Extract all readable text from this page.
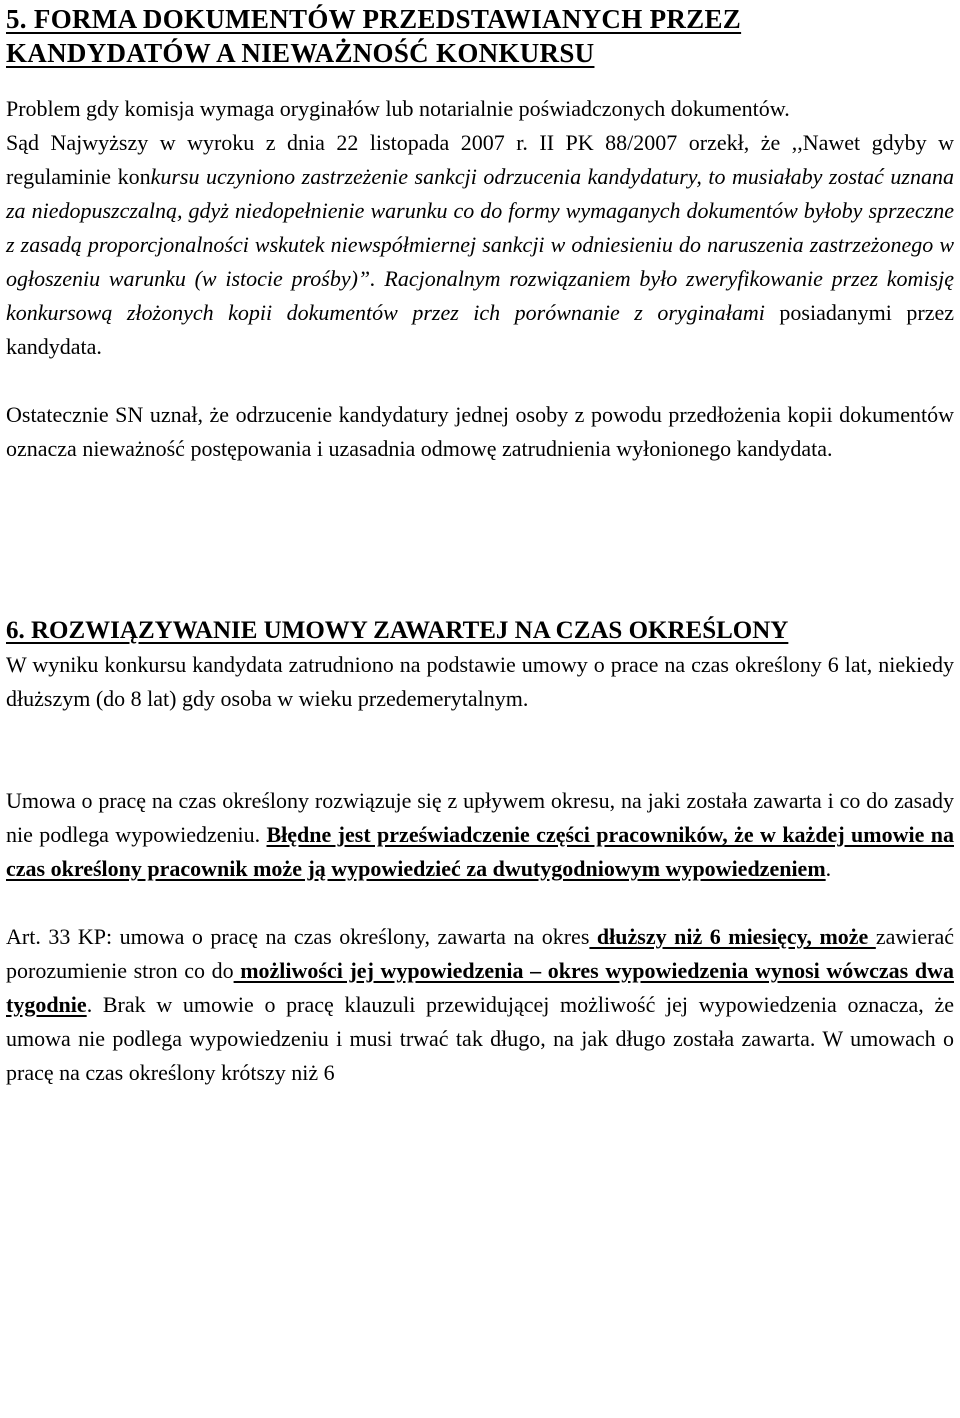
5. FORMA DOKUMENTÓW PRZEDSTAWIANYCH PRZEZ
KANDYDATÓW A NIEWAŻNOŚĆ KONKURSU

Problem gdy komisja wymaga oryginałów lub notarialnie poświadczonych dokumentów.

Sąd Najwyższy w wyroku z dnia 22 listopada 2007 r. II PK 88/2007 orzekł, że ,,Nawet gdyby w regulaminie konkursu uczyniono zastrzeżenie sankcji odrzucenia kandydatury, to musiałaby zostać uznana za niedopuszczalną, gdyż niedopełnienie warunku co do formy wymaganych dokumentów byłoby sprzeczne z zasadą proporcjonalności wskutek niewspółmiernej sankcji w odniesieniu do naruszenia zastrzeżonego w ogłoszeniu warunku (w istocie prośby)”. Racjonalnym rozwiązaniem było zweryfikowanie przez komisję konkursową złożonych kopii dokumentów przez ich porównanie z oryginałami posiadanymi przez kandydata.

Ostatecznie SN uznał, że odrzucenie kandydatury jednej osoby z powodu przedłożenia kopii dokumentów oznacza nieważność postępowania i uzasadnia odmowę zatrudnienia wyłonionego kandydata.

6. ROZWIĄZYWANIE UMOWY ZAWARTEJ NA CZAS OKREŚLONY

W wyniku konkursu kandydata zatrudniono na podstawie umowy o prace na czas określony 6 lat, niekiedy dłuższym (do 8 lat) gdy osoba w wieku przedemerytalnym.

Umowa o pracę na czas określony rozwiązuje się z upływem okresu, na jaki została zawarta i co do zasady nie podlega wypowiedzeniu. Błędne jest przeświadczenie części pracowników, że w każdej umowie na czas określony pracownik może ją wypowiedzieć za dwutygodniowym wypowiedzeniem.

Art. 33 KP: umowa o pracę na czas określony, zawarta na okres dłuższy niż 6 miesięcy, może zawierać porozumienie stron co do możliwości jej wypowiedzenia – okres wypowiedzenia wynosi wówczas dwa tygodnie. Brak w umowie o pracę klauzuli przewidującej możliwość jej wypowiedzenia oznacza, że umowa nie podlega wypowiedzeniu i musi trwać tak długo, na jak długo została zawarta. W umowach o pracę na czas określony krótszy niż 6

--

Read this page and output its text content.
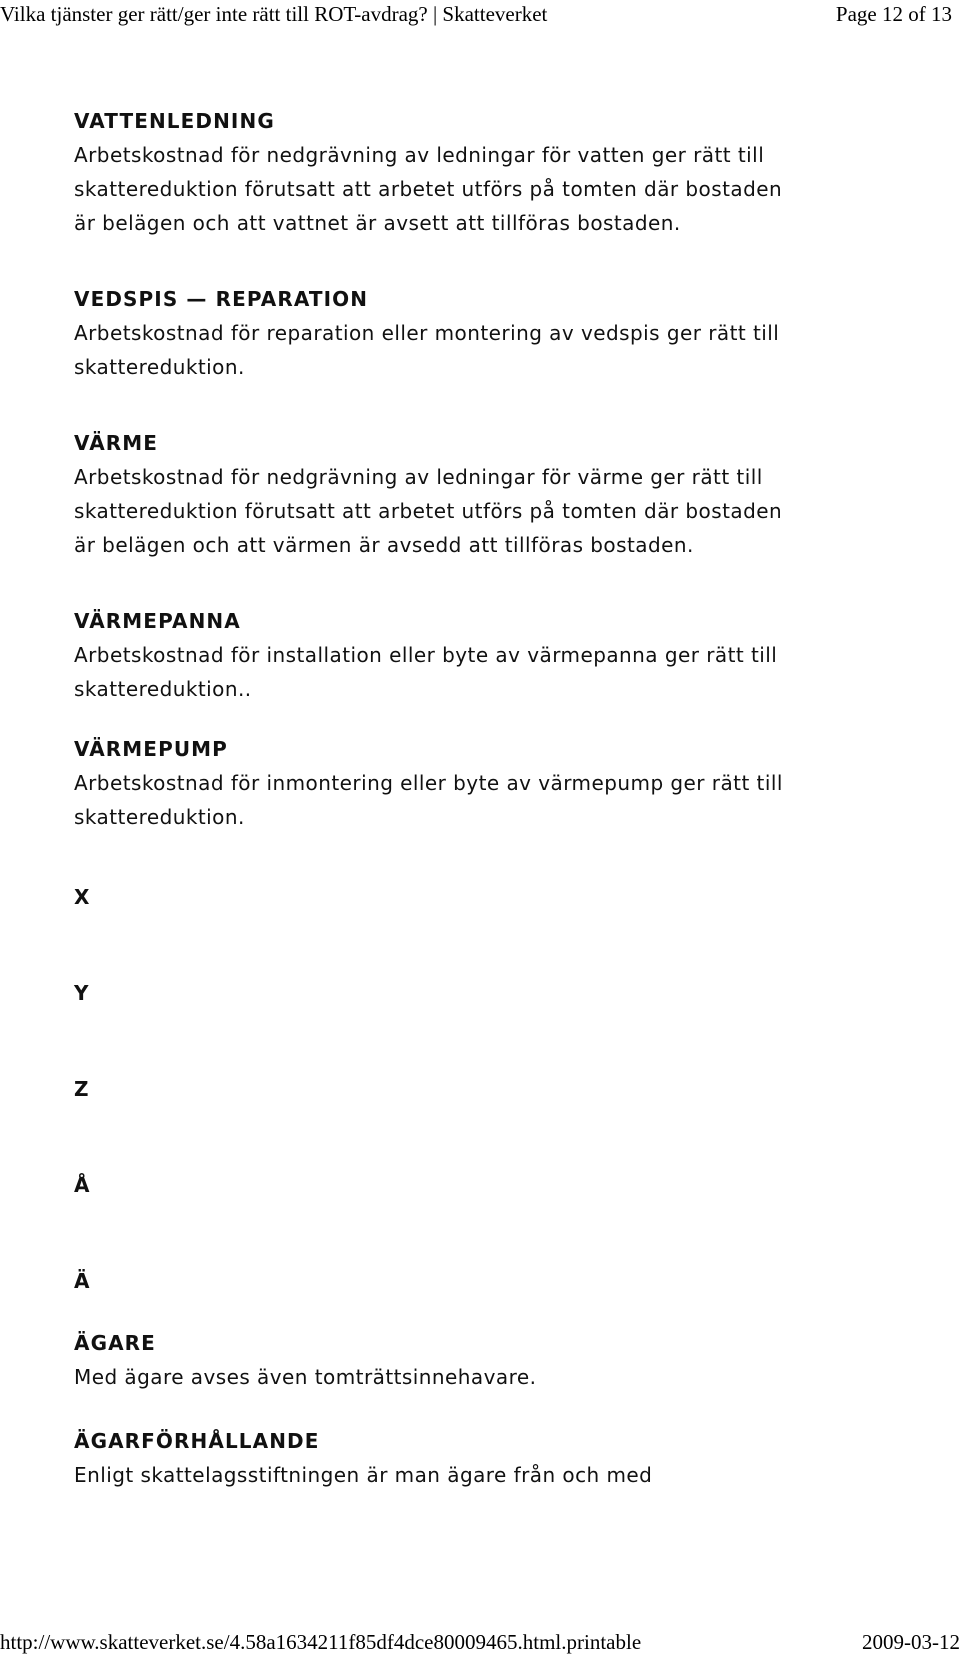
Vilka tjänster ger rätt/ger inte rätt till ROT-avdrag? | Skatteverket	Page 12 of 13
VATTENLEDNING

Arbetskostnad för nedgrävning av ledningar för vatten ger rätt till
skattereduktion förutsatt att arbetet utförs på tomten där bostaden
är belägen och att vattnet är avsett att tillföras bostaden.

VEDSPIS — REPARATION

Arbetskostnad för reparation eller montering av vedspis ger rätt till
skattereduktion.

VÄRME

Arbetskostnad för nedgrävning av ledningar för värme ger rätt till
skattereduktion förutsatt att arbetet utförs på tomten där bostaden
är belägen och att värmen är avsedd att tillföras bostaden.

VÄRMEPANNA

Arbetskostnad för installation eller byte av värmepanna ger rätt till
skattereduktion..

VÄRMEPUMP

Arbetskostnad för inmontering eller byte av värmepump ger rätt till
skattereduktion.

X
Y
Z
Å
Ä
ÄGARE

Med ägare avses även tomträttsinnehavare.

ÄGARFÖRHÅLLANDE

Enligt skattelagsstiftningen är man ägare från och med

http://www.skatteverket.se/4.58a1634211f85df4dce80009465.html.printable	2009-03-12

Set task>
Copy all lines above containing the string "umowie".

Exercise answer>
Umowa o pracę na czas określony rozwiązuje się z upływem okresu, na jaki została zawarta i co do zasady nie podlega wypowiedzeniu. Błędne jest przeświadczenie części pracowników, że w każdej umowie na czas określony pracownik może ją wypowiedzieć za dwutygodniowym wypowiedzeniem.
Art. 33 KP: umowa o pracę na czas określony, zawarta na okres dłuższy niż 6 miesięcy, może zawierać porozumienie stron co do możliwości jej wypowiedzenia – okres wypowiedzenia wynosi wówczas dwa tygodnie. Brak w umowie o pracę klauzuli przewidującej możliwość jej wypowiedzenia oznacza, że umowa nie podlega wypowiedzeniu i musi trwać tak długo, na jak długo została zawarta. W umowach o pracę na czas określony krótszy niż 6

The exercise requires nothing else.